* [RECORD EXCERPTS]
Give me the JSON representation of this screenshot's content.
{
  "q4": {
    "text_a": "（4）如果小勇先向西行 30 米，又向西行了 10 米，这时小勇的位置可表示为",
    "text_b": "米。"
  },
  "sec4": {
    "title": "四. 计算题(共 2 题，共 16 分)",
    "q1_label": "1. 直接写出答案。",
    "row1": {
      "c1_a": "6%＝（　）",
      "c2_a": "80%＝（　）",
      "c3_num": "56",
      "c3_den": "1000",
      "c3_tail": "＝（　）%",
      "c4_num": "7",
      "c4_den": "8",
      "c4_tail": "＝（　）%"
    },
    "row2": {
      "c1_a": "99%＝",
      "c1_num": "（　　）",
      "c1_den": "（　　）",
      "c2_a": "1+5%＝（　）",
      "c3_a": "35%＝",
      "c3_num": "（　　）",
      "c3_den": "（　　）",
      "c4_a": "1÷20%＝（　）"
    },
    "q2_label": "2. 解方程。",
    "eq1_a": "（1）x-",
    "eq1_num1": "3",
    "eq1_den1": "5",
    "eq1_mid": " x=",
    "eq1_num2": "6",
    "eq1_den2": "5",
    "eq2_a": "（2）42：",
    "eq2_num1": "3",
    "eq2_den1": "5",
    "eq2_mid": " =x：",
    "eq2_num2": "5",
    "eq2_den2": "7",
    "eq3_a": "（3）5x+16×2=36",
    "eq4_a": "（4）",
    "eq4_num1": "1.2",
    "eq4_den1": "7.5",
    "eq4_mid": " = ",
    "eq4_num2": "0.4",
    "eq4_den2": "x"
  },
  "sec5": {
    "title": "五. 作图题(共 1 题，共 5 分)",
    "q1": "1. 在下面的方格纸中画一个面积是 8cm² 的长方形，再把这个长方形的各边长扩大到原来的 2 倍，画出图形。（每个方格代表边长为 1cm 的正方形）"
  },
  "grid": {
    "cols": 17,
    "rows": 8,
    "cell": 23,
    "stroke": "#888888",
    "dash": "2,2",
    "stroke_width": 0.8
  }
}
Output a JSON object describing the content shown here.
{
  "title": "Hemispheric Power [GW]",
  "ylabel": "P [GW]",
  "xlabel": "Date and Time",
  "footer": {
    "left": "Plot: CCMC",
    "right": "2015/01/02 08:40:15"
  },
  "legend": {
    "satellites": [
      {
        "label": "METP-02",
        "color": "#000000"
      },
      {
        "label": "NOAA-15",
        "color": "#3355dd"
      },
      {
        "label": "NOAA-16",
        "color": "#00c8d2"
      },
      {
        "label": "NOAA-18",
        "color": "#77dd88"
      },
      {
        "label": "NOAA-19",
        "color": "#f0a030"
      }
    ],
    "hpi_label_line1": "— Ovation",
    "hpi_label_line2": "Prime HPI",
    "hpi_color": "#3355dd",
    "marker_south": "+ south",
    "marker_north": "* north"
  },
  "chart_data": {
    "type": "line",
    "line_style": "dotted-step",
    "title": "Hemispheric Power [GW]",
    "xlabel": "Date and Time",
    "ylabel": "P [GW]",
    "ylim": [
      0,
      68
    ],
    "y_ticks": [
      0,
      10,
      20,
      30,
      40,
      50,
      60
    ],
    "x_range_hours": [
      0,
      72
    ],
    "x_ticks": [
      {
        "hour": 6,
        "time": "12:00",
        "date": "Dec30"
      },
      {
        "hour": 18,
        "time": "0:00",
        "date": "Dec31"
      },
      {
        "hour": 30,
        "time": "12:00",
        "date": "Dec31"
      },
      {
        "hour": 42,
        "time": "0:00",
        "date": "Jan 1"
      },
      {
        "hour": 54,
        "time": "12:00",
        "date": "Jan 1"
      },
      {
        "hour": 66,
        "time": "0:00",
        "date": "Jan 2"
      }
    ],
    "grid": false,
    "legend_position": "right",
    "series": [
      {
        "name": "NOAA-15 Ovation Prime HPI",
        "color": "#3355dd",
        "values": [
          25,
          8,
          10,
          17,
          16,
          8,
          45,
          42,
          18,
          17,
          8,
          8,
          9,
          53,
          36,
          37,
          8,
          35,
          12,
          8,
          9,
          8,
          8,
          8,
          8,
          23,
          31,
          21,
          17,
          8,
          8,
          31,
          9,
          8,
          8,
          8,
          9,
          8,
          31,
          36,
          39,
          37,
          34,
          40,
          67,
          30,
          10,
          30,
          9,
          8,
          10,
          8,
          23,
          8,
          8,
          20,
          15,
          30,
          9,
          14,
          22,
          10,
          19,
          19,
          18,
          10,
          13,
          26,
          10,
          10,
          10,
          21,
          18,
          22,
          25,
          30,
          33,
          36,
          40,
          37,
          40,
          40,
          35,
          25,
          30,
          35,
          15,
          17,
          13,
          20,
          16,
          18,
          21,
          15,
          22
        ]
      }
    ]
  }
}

* [REQUIRED WORK] How many of the lines above include the string "Power"? Reply with the number by itself.

* [REPLY] 2